Pick out every line holding the string "glass" and copy it.

* * * * * * *

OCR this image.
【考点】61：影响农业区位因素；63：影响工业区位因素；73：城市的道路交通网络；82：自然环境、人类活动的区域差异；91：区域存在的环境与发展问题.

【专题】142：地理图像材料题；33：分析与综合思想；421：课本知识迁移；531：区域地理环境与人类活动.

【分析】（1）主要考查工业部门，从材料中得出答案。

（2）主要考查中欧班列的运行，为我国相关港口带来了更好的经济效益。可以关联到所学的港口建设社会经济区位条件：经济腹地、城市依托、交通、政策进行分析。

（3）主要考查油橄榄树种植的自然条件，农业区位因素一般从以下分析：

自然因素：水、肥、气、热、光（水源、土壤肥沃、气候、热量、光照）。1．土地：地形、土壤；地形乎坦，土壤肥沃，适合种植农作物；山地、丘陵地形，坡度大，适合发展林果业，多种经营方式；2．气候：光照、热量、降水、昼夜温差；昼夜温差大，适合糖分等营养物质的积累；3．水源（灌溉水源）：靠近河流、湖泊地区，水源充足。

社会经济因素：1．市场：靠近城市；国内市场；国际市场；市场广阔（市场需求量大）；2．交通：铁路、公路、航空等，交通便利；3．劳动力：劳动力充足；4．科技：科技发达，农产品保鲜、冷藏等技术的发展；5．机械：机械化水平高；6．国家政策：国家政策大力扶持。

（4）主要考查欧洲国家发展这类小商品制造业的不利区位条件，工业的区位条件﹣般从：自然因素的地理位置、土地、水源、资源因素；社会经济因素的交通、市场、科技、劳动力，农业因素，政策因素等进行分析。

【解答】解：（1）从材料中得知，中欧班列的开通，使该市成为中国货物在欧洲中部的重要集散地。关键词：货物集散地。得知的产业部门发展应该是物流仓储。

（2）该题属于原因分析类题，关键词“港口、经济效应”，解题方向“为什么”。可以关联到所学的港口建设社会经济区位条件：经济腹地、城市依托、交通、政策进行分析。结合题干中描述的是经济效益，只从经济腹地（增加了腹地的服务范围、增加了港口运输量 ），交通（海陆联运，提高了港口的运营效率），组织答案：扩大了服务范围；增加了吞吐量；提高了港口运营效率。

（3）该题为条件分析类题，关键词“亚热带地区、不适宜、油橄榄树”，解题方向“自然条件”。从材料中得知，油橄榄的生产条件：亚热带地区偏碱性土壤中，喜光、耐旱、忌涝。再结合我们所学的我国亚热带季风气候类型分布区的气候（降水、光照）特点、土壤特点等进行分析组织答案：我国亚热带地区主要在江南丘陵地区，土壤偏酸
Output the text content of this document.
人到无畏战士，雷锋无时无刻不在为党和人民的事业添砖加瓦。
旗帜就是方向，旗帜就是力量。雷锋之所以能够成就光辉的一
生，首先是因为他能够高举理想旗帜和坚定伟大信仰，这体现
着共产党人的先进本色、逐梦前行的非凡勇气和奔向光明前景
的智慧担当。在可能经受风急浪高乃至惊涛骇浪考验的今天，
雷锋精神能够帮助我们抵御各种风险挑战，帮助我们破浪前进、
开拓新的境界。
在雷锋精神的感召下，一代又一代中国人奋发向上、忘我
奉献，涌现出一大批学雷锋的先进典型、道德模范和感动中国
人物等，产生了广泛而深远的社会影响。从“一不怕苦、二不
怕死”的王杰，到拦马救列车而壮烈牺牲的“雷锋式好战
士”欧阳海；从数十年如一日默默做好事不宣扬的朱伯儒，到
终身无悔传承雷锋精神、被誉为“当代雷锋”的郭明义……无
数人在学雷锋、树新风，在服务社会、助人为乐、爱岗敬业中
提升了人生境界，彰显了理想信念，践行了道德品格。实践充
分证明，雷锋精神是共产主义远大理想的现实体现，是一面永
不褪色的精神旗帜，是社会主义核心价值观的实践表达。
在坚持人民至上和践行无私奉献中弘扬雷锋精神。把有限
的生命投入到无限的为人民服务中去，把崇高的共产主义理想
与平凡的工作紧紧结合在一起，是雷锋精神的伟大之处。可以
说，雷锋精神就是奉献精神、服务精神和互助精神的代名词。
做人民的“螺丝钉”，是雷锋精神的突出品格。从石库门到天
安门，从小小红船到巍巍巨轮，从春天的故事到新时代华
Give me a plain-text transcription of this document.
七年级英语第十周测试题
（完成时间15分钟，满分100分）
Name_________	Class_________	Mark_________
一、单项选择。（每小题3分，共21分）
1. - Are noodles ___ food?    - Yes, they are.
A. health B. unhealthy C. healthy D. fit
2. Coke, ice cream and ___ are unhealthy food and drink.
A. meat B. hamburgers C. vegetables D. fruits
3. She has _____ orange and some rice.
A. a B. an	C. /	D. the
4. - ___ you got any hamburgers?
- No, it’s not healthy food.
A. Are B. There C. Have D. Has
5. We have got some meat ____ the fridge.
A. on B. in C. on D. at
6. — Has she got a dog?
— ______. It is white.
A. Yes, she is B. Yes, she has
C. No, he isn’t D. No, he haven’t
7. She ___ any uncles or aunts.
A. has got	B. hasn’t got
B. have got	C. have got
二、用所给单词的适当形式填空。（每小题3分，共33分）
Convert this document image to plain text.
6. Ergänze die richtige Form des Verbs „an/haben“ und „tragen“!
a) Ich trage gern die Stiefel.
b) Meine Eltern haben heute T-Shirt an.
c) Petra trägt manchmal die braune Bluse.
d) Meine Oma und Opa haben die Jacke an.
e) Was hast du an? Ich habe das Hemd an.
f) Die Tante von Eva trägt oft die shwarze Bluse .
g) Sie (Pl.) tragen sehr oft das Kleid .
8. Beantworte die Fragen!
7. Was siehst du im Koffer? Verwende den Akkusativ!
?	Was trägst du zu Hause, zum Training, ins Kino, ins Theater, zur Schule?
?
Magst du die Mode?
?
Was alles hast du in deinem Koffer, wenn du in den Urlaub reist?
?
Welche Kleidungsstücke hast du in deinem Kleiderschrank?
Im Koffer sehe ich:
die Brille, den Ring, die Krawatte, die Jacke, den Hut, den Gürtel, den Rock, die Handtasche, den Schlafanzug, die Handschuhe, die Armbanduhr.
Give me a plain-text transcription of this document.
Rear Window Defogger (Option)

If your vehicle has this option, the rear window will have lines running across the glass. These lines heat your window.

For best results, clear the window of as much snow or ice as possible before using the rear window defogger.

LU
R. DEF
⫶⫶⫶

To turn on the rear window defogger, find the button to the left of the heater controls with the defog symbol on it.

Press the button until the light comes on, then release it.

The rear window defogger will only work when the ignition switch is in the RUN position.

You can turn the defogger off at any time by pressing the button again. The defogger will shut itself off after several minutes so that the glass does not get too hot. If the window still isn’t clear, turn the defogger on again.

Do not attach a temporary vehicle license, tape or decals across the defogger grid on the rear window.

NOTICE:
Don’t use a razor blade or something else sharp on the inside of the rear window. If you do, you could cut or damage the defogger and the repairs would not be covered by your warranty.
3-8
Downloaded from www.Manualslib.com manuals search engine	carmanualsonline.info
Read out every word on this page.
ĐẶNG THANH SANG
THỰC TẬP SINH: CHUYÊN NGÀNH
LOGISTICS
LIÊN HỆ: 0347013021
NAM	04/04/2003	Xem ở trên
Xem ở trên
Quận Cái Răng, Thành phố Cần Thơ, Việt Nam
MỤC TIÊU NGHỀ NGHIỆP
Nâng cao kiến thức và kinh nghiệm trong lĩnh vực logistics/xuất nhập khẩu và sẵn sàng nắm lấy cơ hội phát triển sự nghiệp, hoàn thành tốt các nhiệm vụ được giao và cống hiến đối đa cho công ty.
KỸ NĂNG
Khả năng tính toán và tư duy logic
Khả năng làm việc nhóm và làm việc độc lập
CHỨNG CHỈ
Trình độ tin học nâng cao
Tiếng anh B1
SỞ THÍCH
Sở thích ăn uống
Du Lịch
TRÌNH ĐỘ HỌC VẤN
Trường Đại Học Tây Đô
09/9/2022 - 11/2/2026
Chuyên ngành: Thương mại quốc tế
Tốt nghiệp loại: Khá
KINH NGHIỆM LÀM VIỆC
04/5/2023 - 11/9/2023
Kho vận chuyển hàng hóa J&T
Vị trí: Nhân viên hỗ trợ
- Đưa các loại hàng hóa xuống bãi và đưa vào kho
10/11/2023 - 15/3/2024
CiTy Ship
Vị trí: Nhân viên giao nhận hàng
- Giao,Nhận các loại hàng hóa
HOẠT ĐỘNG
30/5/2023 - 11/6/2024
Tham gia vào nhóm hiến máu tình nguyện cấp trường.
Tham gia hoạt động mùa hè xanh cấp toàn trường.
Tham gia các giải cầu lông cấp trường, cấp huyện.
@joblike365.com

* * * * * * *

_Answer in full_
If your vehicle has this option, the rear window will have lines running across the glass. These lines heat your window.
You can turn the defogger off at any time by pressing the button again. The defogger will shut itself off after several minutes so that the glass does not get too hot. If the window still isn’t clear, turn the defogger on again.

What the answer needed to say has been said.